-- begin Dataset content --

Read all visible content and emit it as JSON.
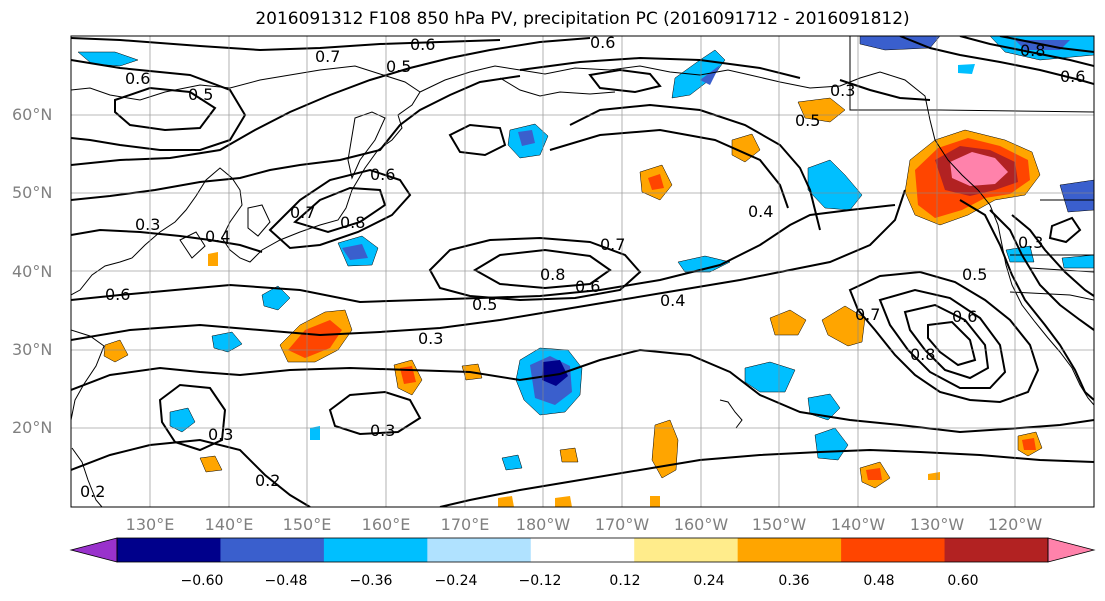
{
  "title": "2016091312 F108 850 hPa PV, precipitation PC (2016091712 - 2016091812)",
  "lat_ticks": [
    "60°N",
    "50°N",
    "40°N",
    "30°N",
    "20°N"
  ],
  "lon_ticks": [
    "130°E",
    "140°E",
    "150°E",
    "160°E",
    "170°E",
    "180°W",
    "170°W",
    "160°W",
    "150°W",
    "140°W",
    "130°W",
    "120°W"
  ],
  "colorbar": {
    "colors": [
      "#9932cc",
      "#00008b",
      "#3a5fcd",
      "#00bfff",
      "#b0e2ff",
      "#ffffff",
      "#ffec8b",
      "#ffa500",
      "#ff4500",
      "#b22222",
      "#ff82ab"
    ],
    "labels": [
      "−0.60",
      "−0.48",
      "−0.36",
      "−0.24",
      "−0.12",
      "0.12",
      "0.24",
      "0.36",
      "0.48",
      "0.60"
    ]
  },
  "contour_labels": [
    "0.7",
    "0.6",
    "0.5",
    "0.6",
    "0.6",
    "0.5",
    "0.3",
    "0.5",
    "0.6",
    "0.7",
    "0.8",
    "0.6",
    "0.4",
    "0.3",
    "0.4",
    "0.7",
    "0.8",
    "0.6",
    "0.5",
    "0.4",
    "0.3",
    "0.3",
    "0.3",
    "0.2",
    "0.2",
    "0.7",
    "0.8",
    "0.5",
    "0.6",
    "0.3",
    "0.8",
    "0.6"
  ]
}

-- end Dataset content --

- [What is asked]:
Keep the pictures out of your copy, and repeat every entry above exactly.

- [Task solution]:
Read all visible content and emit it as JSON.
{
  "title": "2016091312 F108 850 hPa PV, precipitation PC (2016091712 - 2016091812)",
  "lat_ticks": [
    "60°N",
    "50°N",
    "40°N",
    "30°N",
    "20°N"
  ],
  "lon_ticks": [
    "130°E",
    "140°E",
    "150°E",
    "160°E",
    "170°E",
    "180°W",
    "170°W",
    "160°W",
    "150°W",
    "140°W",
    "130°W",
    "120°W"
  ],
  "colorbar": {
    "colors": [
      "#9932cc",
      "#00008b",
      "#3a5fcd",
      "#00bfff",
      "#b0e2ff",
      "#ffffff",
      "#ffec8b",
      "#ffa500",
      "#ff4500",
      "#b22222",
      "#ff82ab"
    ],
    "labels": [
      "−0.60",
      "−0.48",
      "−0.36",
      "−0.24",
      "−0.12",
      "0.12",
      "0.24",
      "0.36",
      "0.48",
      "0.60"
    ]
  },
  "contour_labels": [
    "0.7",
    "0.6",
    "0.5",
    "0.6",
    "0.6",
    "0.5",
    "0.3",
    "0.5",
    "0.6",
    "0.7",
    "0.8",
    "0.6",
    "0.4",
    "0.3",
    "0.4",
    "0.7",
    "0.8",
    "0.6",
    "0.5",
    "0.4",
    "0.3",
    "0.3",
    "0.3",
    "0.2",
    "0.2",
    "0.7",
    "0.8",
    "0.5",
    "0.6",
    "0.3",
    "0.8",
    "0.6"
  ]
}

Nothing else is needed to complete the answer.